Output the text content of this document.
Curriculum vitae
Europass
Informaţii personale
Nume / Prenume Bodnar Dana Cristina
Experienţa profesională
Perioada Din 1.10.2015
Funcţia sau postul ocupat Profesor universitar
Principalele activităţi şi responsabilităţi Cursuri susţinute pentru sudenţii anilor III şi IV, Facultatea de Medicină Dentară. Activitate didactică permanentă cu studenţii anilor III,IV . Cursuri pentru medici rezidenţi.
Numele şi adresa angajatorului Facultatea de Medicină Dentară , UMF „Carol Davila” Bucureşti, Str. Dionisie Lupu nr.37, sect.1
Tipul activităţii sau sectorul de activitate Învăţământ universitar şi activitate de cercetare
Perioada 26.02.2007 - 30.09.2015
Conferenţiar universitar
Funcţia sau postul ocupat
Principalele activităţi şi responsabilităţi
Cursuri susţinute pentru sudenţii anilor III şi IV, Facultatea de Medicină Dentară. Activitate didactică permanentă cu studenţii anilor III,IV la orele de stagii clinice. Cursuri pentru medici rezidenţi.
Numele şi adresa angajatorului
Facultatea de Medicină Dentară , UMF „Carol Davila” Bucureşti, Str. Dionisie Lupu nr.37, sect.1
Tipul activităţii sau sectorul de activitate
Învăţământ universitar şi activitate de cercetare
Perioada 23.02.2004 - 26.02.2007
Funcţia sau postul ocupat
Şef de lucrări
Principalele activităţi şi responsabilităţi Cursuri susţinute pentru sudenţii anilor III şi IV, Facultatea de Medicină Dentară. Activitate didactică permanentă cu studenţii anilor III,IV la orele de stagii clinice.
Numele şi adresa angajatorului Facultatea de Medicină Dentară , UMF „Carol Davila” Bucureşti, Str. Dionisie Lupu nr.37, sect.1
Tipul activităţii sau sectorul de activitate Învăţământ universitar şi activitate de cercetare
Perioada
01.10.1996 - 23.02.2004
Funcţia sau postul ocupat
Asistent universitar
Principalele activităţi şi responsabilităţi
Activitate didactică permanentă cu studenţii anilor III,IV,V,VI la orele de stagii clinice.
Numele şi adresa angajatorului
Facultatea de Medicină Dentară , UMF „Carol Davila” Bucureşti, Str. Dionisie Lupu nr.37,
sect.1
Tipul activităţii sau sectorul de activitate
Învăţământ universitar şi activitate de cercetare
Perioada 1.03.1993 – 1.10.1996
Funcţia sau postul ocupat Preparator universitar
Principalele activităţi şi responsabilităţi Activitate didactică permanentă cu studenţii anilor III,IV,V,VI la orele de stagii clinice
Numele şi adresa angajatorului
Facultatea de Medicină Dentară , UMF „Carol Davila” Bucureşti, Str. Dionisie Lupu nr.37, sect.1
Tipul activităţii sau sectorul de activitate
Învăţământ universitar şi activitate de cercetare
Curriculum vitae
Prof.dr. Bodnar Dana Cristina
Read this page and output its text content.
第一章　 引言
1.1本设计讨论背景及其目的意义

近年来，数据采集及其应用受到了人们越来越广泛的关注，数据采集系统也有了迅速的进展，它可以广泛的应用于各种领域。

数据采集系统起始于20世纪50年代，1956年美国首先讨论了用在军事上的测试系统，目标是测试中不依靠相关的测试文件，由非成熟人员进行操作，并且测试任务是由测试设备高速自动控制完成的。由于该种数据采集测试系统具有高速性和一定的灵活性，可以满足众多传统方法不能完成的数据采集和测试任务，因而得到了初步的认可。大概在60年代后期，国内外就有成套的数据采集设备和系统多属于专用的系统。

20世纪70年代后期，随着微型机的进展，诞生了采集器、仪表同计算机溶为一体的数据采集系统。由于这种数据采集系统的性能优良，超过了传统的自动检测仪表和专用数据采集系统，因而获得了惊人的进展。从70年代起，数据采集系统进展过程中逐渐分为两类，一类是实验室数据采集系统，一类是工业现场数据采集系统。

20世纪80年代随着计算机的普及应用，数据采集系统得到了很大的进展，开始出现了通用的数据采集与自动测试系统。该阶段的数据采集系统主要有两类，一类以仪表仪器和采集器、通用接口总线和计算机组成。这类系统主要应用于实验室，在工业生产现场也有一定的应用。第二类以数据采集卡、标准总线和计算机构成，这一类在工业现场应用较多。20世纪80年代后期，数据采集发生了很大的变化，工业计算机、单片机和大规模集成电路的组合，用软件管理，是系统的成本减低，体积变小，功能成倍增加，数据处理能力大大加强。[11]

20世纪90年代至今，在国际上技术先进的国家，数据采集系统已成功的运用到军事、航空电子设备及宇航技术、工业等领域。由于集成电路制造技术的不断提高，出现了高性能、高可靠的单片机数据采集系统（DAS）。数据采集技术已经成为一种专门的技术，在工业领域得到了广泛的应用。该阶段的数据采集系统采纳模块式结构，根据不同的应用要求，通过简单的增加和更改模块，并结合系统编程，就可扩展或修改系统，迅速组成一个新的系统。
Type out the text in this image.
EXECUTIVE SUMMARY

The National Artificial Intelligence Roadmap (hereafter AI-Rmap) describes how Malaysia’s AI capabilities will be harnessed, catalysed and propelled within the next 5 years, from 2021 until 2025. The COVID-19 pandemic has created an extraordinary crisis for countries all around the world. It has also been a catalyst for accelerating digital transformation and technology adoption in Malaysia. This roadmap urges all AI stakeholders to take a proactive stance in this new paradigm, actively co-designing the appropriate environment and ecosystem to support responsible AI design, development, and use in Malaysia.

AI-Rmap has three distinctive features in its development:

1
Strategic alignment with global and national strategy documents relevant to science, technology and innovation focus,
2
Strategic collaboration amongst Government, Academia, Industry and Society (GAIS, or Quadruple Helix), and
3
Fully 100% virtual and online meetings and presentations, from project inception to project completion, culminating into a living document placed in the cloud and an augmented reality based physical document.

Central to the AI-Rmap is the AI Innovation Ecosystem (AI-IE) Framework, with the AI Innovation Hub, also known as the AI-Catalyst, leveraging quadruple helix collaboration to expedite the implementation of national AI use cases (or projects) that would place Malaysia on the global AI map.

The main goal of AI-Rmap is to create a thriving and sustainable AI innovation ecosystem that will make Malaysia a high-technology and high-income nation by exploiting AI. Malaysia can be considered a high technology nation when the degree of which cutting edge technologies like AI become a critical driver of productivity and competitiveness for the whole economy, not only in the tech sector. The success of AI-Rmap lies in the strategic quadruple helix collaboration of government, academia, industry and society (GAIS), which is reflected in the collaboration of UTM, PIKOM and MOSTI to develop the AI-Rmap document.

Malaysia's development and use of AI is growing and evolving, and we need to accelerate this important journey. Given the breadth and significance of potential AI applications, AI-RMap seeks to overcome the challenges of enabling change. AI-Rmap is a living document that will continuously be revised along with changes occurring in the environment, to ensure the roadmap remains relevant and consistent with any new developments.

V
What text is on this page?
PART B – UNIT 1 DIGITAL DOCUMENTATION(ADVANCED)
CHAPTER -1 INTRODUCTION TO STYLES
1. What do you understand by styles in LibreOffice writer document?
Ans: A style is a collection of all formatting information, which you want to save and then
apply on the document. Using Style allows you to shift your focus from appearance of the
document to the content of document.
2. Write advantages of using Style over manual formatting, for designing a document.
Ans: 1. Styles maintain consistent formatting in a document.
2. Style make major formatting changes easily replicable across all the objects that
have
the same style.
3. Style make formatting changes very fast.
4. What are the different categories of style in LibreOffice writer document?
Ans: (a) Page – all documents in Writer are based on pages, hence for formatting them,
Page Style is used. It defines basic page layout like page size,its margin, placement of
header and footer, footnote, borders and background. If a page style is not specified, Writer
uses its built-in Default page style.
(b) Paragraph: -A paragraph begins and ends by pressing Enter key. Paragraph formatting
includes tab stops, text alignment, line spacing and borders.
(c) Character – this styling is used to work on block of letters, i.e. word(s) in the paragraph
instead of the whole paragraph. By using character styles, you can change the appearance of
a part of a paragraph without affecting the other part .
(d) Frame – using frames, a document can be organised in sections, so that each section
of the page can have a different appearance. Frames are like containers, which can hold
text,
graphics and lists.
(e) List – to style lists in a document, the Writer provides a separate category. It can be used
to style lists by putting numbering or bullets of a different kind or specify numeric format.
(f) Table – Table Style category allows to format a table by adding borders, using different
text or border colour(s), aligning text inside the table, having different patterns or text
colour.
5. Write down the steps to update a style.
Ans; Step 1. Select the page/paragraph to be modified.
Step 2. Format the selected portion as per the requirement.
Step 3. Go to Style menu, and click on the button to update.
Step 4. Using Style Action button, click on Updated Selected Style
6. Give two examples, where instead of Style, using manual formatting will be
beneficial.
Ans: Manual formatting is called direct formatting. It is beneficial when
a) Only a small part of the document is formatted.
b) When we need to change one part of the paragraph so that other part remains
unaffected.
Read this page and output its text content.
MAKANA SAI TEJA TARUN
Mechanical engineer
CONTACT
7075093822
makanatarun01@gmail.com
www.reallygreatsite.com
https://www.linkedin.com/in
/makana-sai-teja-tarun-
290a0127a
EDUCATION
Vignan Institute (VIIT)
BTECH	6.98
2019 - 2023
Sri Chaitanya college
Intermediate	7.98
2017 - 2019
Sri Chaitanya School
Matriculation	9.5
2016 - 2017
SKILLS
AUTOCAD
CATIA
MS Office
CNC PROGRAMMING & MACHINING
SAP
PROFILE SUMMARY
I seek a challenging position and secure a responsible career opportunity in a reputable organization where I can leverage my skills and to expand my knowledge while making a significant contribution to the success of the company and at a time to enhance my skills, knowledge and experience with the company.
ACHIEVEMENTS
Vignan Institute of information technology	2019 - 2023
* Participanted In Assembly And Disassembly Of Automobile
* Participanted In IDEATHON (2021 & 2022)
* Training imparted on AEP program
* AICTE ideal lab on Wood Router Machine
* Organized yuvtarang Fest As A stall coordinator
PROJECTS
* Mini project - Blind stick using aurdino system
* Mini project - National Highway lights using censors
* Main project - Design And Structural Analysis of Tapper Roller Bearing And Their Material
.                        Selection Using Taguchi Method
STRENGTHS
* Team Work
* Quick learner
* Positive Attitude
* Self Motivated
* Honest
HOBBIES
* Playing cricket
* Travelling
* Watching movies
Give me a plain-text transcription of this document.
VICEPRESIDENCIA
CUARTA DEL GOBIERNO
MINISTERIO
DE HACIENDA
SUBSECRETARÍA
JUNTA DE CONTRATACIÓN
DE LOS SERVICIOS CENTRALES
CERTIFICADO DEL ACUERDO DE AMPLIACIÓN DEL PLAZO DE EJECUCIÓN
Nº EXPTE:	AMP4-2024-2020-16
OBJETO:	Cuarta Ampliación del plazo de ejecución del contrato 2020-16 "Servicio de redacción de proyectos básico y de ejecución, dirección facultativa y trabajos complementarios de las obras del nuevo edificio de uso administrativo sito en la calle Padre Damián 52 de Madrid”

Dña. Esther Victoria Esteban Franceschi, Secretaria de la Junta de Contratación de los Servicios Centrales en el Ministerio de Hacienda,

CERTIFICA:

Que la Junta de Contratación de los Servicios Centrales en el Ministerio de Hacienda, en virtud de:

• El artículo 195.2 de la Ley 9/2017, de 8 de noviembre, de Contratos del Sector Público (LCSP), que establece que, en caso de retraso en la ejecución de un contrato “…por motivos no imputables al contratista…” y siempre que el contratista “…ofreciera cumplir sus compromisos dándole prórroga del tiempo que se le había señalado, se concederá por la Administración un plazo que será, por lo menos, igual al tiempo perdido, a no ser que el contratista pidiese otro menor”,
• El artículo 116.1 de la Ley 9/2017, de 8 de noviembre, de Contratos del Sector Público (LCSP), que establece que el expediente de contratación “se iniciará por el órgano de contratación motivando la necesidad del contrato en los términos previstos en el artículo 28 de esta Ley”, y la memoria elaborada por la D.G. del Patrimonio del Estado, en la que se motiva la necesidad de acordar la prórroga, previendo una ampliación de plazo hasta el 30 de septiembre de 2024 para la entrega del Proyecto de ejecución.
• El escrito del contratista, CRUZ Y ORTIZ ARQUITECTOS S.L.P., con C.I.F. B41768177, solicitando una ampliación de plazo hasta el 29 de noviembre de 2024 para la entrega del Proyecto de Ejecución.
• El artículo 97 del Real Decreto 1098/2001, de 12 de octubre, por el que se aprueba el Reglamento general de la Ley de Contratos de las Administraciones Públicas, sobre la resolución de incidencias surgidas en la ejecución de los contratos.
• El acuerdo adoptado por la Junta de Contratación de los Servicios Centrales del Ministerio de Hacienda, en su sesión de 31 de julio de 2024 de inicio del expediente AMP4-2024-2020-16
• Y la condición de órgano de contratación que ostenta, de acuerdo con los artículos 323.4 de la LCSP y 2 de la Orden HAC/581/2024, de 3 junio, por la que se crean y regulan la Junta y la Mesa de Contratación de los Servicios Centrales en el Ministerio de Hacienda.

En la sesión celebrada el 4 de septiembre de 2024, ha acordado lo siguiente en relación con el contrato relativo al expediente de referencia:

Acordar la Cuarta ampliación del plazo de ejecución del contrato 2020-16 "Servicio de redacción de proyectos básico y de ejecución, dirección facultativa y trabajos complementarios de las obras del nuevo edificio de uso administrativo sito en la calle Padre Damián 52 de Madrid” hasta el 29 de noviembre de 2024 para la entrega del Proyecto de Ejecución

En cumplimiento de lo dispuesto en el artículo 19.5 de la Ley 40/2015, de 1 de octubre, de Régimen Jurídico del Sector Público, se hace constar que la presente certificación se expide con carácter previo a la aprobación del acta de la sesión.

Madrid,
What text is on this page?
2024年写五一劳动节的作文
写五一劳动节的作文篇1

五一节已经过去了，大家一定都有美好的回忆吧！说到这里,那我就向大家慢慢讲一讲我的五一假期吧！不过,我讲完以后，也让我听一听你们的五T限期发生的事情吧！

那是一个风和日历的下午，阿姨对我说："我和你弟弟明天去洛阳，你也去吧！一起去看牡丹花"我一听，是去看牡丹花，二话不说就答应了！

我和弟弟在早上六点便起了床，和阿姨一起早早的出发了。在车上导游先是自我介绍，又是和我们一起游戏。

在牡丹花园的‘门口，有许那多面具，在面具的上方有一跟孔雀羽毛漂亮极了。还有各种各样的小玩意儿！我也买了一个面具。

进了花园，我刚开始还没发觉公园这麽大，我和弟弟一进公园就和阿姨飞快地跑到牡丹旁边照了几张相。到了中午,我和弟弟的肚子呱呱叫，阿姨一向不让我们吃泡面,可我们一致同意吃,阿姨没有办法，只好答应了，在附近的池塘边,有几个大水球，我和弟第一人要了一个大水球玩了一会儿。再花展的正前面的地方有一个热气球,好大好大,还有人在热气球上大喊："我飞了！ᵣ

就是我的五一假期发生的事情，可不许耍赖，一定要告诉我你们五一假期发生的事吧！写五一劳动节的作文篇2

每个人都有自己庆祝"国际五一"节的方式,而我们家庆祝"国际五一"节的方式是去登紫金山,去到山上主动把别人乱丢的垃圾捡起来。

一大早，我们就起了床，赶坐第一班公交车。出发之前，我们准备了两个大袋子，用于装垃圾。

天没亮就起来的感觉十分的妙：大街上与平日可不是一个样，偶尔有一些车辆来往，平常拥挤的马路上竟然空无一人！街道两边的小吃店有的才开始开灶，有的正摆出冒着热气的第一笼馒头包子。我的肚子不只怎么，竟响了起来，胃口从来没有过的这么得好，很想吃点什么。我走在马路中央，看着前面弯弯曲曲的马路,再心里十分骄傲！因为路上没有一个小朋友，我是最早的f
----
STATED TASK =
Go through the preceding material and copy each line that has the word "category".

ANSWER TO THIS EXERCISE =
(e) List – to style lists in a document, the Writer provides a separate category. It can be used
(f) Table – Table Style category allows to format a table by adding borders, using different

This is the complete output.